Change "AMPLITUDE" to "SIGNAL STRENGTH" in the lines from the first one through the one holding "- Text: 319: 319: [1090, 304, 1144, 329]", inclusive, and return only those lines with nothing else altered.

[Rows from a dataset]
______________________________

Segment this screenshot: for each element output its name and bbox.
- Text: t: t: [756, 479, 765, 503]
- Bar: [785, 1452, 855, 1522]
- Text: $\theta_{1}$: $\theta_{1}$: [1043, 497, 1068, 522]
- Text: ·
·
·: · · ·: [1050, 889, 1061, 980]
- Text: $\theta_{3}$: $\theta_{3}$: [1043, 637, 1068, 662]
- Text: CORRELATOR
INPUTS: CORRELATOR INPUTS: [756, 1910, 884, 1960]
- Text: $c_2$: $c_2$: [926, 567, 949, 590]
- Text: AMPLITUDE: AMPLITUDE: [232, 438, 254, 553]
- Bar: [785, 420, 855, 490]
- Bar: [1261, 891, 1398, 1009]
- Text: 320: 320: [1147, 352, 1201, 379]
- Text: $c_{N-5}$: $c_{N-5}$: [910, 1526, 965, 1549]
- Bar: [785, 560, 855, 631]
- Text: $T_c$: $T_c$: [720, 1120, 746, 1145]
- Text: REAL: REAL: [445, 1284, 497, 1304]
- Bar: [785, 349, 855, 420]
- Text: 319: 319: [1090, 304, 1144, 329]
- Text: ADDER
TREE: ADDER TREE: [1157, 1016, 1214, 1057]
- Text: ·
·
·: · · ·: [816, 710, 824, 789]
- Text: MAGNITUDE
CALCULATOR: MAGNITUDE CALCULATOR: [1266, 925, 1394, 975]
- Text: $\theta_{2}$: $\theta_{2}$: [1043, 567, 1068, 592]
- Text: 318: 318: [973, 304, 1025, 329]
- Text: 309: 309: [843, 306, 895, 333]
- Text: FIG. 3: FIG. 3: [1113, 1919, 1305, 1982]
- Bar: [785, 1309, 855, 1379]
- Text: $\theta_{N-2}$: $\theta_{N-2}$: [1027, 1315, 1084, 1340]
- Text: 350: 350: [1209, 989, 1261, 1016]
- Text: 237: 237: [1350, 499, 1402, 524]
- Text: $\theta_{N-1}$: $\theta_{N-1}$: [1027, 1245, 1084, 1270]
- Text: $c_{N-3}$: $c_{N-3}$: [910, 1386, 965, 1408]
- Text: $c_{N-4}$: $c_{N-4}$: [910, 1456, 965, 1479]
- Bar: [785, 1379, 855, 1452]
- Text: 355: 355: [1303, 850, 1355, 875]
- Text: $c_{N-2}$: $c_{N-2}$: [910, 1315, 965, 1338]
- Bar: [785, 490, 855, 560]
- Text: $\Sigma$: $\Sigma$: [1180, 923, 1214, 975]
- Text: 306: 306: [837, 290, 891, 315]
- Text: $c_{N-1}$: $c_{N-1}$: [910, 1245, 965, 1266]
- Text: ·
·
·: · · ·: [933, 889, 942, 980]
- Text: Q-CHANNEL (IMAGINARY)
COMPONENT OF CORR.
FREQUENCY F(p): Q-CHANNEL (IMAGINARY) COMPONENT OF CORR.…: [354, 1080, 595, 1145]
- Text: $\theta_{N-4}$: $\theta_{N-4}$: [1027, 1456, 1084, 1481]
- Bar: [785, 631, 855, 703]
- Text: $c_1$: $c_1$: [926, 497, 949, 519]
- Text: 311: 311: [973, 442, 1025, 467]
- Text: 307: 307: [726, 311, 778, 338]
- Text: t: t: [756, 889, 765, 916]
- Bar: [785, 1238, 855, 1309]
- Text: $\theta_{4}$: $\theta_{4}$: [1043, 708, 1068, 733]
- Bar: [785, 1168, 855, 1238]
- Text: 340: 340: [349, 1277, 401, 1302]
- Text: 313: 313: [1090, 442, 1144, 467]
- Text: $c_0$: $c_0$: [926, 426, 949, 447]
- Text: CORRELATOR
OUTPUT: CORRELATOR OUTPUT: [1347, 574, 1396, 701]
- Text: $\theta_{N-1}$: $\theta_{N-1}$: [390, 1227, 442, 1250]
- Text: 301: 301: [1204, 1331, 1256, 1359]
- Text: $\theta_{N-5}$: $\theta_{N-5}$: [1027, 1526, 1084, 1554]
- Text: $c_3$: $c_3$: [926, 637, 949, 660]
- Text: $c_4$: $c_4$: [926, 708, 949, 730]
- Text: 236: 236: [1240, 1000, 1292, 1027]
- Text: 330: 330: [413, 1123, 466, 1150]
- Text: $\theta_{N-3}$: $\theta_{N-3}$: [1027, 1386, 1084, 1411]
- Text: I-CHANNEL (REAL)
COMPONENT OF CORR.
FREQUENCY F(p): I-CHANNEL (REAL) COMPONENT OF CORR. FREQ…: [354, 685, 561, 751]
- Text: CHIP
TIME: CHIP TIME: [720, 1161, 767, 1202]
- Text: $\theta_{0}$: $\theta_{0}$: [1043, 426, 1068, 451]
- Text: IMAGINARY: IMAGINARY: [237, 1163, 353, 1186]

______________________________

**SOLUTION**
Segment this screenshot: for each element output its name and bbox.
- Text: t: t: [756, 479, 765, 503]
- Bar: [785, 1452, 855, 1522]
- Text: $\theta_{1}$: $\theta_{1}$: [1043, 497, 1068, 522]
- Text: ·
·
·: · · ·: [1050, 889, 1061, 980]
- Text: $\theta_{3}$: $\theta_{3}$: [1043, 637, 1068, 662]
- Text: CORRELATOR
INPUTS: CORRELATOR INPUTS: [756, 1910, 884, 1960]
- Text: $c_2$: $c_2$: [926, 567, 949, 590]
- Text: SIGNAL STRENGTH: SIGNAL STRENGTH: [232, 438, 254, 553]
- Bar: [785, 420, 855, 490]
- Bar: [1261, 891, 1398, 1009]
- Text: 320: 320: [1147, 352, 1201, 379]
- Text: $c_{N-5}$: $c_{N-5}$: [910, 1526, 965, 1549]
- Bar: [785, 560, 855, 631]
- Text: $T_c$: $T_c$: [720, 1120, 746, 1145]
- Text: REAL: REAL: [445, 1284, 497, 1304]
- Bar: [785, 349, 855, 420]
- Text: 319: 319: [1090, 304, 1144, 329]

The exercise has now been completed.